* Instructions to follow
In the listing that follows, count each line where the word "color" appears; write nothing but the count.

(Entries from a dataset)
__________________________________________________

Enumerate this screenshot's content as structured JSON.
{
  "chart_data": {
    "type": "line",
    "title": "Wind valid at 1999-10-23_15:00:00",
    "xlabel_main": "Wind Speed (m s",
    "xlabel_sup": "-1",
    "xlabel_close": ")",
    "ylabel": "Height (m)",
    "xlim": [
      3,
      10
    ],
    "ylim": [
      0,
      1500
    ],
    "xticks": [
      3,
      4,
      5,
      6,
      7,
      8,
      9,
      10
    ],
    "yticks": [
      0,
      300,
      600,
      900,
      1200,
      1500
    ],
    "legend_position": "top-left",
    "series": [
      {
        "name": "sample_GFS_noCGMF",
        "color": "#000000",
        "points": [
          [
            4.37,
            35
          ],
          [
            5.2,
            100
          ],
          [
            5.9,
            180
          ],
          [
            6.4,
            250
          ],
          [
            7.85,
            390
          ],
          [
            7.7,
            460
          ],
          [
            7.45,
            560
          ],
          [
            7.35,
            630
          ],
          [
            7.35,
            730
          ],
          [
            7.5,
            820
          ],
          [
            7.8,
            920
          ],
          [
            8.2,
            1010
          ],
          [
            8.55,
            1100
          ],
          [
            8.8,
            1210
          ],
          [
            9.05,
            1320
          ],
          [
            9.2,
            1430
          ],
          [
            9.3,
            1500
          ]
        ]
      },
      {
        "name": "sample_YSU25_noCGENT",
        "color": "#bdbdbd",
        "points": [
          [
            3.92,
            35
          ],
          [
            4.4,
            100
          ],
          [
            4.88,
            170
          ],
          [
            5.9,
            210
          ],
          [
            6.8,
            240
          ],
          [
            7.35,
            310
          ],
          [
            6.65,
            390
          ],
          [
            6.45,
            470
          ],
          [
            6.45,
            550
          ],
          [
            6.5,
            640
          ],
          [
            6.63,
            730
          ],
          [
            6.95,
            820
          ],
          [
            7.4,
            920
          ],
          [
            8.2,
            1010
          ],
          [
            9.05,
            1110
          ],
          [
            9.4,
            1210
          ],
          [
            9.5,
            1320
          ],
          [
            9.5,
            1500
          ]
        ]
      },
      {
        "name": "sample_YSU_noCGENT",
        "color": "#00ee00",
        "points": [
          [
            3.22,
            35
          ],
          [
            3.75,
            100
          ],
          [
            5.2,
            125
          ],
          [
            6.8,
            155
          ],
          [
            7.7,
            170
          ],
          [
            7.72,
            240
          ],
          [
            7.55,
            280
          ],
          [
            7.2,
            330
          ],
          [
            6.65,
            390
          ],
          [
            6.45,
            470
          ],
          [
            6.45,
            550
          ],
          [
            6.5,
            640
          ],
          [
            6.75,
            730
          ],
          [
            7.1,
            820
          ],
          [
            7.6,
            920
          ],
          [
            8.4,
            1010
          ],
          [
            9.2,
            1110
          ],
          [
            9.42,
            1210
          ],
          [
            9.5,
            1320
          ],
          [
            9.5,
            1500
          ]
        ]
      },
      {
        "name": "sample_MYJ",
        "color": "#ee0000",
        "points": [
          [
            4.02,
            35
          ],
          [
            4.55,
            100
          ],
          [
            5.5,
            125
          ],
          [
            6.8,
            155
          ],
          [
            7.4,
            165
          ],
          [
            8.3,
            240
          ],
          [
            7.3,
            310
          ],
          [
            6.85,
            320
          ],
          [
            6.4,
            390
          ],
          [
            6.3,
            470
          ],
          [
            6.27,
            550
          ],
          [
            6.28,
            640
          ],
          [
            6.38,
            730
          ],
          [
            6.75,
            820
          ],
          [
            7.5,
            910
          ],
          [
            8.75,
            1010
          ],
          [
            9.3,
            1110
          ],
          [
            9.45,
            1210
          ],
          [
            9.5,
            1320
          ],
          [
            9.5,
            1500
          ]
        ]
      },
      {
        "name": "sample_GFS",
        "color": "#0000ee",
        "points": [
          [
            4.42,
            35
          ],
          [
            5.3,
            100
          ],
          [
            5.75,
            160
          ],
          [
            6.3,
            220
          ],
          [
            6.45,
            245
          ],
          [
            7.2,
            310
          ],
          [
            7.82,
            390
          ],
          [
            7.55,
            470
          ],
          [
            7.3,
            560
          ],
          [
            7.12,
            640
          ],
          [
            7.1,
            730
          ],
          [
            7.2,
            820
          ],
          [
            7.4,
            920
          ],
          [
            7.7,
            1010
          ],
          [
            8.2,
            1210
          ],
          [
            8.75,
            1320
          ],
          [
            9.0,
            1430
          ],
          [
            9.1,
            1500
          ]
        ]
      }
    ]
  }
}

__________________________________________________

* Solved exercise
5